DESCRIPTION OF THE TASK: Scan the records for the string "JSON"; copy each line where it occurs.

# START OF RECORDS PROVIDED

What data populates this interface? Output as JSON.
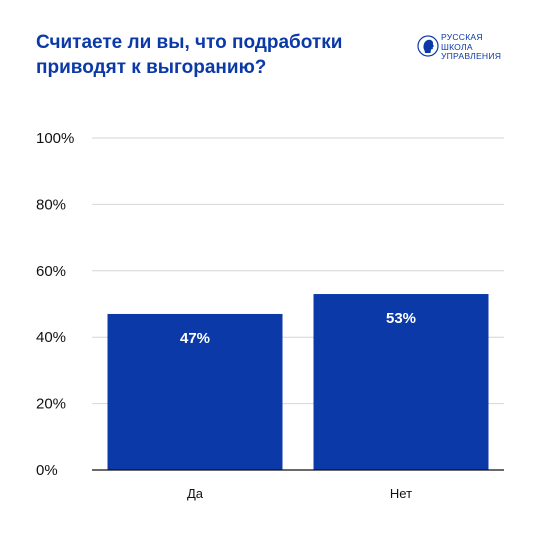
{
  "header": {
    "title_line1": "Считаете ли вы, что подработки",
    "title_line2": "приводят к выгоранию?"
  },
  "logo": {
    "icon": "profile-head-seal-icon",
    "line1": "РУССКАЯ",
    "line2": "ШКОЛА",
    "line3": "УПРАВЛЕНИЯ"
  },
  "colors": {
    "bar": "#0b3aa8",
    "title": "#0b3aa8",
    "grid": "#d6d6d6",
    "baseline": "#111111"
  },
  "chart_data": {
    "type": "bar",
    "title": "Считаете ли вы, что подработки приводят к выгоранию?",
    "xlabel": "",
    "ylabel": "",
    "categories": [
      "Да",
      "Нет"
    ],
    "values": [
      47,
      53
    ],
    "data_labels": [
      "47%",
      "53%"
    ],
    "ylim": [
      0,
      100
    ],
    "yticks": [
      0,
      20,
      40,
      60,
      80,
      100
    ],
    "ytick_labels": [
      "0%",
      "20%",
      "40%",
      "60%",
      "80%",
      "100%"
    ],
    "grid": true,
    "legend": "none"
  }
}
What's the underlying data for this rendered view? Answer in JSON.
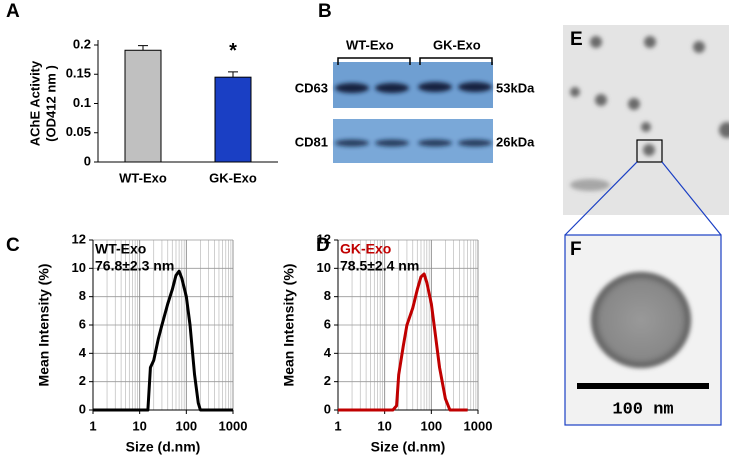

# END OF RECORDS PROVIDED

EXERCISE RESULT:
What data populates this interface? Output as JSON.
What's the underlying data for this rendered view? Answer in JSON.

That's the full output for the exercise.